From the listing below, extract every line in which the word "title" appears.

▶ [Raw records]
— START —

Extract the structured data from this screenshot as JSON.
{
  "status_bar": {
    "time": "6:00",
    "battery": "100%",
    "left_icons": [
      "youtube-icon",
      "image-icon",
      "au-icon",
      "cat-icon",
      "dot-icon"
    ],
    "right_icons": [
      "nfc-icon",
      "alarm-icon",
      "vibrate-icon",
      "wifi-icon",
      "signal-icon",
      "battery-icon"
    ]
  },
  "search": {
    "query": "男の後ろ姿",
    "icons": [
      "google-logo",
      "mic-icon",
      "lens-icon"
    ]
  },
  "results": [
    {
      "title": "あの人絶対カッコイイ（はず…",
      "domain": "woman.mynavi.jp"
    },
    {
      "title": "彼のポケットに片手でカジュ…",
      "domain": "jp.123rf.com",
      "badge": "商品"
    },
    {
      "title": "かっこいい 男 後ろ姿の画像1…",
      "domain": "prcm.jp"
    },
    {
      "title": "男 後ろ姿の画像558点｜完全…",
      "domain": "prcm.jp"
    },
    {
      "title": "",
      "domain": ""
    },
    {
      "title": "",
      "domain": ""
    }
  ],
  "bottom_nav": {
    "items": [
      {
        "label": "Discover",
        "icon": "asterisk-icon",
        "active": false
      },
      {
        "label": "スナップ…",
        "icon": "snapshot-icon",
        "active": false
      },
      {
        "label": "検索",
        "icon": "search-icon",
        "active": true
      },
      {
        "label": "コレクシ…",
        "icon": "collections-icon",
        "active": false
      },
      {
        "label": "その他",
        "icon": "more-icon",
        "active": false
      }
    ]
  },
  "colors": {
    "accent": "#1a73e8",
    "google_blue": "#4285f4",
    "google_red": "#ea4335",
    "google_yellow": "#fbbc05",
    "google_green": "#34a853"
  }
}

— END —

▶ [The reply]
      "title": "あの人絶対カッコイイ（はず…",
      "title": "彼のポケットに片手でカジュ…",
      "title": "かっこいい 男 後ろ姿の画像1…",
      "title": "男 後ろ姿の画像558点｜完全…",
      "title": "",
      "title": "",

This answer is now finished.